Locate each line with the string "JSON" in the listing below and copy it.
(begin)
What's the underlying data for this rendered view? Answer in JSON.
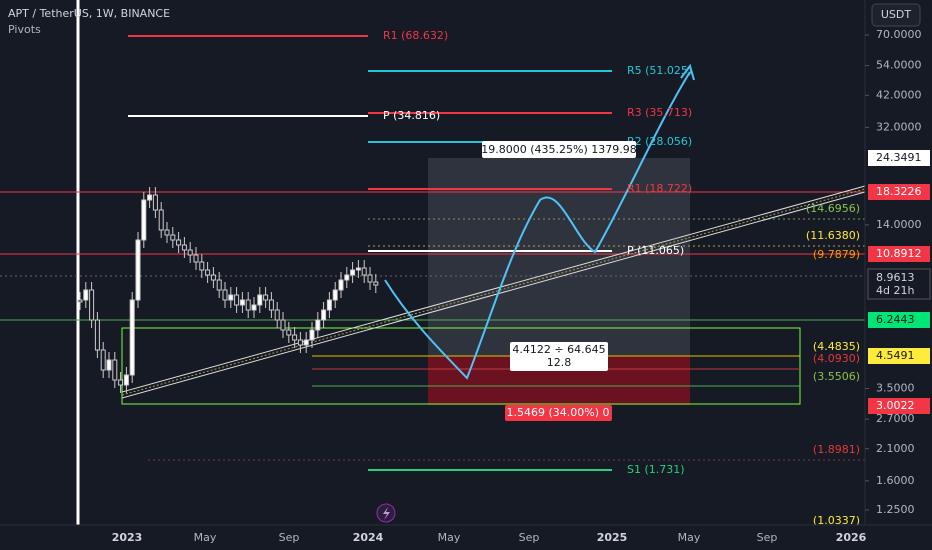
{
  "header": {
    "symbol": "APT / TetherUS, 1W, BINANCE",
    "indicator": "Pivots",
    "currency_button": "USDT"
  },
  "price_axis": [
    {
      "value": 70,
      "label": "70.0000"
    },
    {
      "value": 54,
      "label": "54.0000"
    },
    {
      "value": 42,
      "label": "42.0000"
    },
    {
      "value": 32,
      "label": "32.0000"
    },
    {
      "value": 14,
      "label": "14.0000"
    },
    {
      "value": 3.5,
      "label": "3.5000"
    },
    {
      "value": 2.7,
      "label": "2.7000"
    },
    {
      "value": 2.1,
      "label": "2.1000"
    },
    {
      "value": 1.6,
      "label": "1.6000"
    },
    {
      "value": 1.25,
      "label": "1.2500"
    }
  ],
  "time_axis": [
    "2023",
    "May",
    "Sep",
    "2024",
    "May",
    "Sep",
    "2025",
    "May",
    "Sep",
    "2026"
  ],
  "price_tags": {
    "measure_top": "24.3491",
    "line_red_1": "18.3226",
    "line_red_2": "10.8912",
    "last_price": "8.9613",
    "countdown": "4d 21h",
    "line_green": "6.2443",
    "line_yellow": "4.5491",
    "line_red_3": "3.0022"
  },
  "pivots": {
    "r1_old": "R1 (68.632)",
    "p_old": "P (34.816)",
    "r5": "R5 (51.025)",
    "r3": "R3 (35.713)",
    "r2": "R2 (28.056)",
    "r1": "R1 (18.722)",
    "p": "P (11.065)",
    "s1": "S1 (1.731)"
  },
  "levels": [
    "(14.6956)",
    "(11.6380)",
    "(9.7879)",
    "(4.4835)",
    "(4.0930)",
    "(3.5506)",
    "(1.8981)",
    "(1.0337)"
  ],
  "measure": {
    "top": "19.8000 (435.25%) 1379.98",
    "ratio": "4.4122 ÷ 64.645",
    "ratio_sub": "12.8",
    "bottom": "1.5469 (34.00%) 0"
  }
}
(end)
(begin)
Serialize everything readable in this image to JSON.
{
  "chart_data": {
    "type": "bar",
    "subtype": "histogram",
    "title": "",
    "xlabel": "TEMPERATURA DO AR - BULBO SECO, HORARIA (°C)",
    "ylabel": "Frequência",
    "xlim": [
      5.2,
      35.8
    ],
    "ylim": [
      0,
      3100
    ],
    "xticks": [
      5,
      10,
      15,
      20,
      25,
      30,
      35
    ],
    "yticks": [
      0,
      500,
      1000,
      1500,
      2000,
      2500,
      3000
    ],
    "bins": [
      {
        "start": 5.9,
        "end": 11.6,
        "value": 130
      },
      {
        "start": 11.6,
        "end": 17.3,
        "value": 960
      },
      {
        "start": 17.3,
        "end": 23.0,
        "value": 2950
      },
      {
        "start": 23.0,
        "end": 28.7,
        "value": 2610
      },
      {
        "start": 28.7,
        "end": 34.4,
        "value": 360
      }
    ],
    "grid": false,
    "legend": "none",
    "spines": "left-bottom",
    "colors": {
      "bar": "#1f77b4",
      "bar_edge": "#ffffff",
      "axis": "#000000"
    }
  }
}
(end)
(begin)
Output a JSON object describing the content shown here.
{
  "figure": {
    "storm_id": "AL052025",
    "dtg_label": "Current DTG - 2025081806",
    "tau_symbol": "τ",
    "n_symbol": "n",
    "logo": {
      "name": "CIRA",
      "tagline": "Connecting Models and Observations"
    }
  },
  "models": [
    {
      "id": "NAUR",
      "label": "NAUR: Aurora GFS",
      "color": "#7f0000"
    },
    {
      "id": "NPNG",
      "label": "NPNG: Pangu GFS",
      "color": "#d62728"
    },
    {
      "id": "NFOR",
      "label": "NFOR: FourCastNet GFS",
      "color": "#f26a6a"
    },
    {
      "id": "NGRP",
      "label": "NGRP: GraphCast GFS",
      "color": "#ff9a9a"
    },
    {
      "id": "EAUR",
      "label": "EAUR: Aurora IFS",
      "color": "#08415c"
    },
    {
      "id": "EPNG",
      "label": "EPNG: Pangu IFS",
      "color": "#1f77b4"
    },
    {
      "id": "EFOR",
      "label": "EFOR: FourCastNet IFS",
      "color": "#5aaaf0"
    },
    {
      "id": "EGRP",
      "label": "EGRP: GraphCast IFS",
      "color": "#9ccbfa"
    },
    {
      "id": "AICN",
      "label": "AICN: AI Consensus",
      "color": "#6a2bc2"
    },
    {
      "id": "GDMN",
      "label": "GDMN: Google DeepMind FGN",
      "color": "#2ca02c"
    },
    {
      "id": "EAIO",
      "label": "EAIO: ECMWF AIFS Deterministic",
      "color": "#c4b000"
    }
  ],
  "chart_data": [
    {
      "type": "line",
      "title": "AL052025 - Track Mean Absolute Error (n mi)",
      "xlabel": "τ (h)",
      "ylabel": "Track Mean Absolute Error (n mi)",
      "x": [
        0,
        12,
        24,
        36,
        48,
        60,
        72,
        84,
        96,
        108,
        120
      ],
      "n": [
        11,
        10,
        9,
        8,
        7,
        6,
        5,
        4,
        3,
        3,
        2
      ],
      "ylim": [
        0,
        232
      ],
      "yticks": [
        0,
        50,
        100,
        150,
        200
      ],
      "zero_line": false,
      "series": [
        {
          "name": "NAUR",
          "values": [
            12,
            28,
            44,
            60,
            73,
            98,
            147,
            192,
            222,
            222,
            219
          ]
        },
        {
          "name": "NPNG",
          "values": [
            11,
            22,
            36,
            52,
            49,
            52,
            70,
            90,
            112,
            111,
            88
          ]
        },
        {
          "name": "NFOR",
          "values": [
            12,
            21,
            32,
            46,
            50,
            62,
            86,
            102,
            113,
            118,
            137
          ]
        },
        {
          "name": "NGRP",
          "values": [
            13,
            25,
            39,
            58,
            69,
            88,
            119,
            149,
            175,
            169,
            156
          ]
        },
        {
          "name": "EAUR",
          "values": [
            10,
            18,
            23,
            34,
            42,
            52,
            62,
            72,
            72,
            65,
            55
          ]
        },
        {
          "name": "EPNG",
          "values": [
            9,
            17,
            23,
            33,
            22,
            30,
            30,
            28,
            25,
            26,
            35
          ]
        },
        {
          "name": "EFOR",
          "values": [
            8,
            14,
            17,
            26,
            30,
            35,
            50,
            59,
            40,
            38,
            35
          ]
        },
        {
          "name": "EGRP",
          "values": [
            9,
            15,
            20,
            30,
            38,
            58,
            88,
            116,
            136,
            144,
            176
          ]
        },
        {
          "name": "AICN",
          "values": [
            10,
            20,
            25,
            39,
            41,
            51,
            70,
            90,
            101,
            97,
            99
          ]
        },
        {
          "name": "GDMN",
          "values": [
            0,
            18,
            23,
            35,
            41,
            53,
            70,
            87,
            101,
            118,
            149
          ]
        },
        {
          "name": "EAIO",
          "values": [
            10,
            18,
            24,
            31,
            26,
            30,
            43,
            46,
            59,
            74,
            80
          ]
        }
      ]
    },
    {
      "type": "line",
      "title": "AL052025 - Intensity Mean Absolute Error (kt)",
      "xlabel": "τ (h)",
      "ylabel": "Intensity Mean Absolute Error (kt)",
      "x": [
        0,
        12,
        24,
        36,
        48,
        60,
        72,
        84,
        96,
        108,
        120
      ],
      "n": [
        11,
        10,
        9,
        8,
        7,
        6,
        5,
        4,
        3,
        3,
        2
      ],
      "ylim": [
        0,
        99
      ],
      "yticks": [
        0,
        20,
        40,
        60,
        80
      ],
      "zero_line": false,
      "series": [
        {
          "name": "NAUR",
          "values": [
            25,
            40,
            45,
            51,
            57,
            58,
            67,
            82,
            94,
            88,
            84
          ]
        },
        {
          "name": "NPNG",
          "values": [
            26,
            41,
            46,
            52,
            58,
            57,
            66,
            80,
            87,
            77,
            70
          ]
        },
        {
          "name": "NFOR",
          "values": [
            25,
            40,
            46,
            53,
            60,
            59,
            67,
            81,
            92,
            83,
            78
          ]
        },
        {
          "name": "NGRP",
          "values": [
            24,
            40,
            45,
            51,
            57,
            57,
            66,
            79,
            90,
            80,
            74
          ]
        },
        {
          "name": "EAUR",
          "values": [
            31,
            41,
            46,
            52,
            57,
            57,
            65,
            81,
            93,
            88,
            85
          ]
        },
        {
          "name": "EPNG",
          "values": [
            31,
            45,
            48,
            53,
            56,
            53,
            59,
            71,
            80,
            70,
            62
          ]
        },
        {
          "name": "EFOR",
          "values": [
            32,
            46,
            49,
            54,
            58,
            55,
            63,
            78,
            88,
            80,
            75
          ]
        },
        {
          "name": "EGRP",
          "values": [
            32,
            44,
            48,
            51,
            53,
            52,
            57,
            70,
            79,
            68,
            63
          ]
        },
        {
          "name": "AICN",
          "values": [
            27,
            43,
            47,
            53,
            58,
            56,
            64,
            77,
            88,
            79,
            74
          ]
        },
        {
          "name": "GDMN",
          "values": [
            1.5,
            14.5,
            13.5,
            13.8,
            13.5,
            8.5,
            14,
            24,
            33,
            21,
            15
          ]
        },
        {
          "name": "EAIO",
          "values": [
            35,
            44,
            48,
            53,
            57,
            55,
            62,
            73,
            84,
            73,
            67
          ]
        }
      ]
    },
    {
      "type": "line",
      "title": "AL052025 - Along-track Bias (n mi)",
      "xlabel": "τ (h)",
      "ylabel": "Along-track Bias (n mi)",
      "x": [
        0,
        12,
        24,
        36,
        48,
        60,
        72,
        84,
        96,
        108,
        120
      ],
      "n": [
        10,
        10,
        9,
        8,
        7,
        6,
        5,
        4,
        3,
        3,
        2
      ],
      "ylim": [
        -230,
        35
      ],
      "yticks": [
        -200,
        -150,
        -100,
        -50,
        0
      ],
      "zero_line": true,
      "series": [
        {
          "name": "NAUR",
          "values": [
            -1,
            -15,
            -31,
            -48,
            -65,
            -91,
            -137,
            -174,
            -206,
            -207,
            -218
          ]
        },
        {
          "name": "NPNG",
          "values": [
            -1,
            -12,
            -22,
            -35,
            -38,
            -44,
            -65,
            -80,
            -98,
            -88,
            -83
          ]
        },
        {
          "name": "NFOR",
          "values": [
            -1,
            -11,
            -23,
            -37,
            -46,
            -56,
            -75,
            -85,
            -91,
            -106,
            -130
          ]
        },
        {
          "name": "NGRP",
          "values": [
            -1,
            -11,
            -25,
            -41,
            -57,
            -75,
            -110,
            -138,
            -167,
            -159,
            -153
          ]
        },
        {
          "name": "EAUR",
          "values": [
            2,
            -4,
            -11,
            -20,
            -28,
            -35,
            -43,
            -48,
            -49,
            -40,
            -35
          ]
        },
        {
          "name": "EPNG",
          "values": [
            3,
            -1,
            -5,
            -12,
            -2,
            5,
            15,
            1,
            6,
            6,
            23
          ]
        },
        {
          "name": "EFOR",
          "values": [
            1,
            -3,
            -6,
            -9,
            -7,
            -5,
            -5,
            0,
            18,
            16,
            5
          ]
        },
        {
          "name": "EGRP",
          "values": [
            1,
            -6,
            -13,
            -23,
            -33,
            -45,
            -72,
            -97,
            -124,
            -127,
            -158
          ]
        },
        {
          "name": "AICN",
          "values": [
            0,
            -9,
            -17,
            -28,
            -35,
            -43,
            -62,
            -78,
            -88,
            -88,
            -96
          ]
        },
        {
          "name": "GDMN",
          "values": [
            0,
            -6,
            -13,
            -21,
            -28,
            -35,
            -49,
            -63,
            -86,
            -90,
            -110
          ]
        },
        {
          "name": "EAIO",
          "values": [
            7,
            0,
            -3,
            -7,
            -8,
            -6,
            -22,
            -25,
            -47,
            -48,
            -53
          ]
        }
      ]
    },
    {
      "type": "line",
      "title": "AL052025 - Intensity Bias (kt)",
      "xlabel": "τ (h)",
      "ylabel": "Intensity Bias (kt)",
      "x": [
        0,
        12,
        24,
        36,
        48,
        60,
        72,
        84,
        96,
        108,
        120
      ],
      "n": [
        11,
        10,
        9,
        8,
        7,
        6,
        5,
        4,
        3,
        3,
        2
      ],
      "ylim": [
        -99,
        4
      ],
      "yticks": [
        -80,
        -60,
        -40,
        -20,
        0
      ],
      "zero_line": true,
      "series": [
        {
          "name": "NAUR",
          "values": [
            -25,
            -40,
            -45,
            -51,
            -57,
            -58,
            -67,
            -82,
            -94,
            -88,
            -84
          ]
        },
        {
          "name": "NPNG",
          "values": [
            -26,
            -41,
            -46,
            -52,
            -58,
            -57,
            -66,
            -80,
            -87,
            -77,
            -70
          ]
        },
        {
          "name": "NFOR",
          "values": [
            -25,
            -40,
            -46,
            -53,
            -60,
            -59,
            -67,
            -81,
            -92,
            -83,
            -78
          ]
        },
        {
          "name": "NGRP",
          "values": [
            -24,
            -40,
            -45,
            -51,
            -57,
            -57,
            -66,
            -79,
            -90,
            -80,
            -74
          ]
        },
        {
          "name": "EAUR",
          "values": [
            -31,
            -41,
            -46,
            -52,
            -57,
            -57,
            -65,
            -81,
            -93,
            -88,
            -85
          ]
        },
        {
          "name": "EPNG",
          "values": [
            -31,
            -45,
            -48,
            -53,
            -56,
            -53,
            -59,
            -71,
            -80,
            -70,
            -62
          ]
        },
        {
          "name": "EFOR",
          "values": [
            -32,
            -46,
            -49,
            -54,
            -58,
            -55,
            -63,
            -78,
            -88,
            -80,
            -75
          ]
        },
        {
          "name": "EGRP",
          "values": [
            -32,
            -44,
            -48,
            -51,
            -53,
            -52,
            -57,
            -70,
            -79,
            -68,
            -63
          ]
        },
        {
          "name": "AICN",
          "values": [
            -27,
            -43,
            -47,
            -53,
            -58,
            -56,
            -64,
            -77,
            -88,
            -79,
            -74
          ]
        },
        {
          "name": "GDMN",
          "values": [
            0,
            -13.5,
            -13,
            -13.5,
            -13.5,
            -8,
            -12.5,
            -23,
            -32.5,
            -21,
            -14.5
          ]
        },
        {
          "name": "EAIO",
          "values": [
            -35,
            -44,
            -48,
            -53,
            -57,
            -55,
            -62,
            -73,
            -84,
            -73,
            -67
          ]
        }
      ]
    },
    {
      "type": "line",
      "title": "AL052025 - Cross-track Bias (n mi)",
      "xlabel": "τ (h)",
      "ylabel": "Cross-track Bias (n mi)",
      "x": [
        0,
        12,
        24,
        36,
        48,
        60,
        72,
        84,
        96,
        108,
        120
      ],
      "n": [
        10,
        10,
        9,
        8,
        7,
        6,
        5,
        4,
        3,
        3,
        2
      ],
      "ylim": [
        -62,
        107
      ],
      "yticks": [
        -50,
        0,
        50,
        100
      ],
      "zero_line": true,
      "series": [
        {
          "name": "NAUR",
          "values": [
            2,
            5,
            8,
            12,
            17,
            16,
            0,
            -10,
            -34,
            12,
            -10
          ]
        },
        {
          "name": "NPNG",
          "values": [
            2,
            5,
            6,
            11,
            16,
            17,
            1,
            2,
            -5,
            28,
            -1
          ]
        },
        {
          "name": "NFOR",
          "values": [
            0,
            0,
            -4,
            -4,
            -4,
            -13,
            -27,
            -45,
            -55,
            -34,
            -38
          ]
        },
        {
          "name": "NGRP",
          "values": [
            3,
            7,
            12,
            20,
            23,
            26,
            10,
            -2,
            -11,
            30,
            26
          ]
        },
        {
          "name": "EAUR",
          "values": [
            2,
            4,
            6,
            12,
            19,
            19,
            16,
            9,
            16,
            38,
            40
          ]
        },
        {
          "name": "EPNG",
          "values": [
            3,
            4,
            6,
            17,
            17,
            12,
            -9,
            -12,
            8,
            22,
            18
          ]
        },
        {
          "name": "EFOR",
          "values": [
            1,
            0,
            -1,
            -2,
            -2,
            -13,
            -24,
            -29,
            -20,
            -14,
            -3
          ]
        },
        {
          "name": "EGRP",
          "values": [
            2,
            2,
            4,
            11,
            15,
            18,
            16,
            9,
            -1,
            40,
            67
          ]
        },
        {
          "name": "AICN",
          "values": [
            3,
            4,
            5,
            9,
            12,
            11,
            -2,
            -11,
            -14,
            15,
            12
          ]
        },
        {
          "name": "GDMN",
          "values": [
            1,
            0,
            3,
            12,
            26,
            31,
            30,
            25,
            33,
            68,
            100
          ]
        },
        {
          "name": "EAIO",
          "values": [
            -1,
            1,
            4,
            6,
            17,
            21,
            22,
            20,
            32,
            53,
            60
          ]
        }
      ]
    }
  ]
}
(end)
RESULT =
What's the underlying data for this rendered view? Answer in JSON.
Serialize everything readable in this image to JSON.
Output a JSON object describing the content shown here.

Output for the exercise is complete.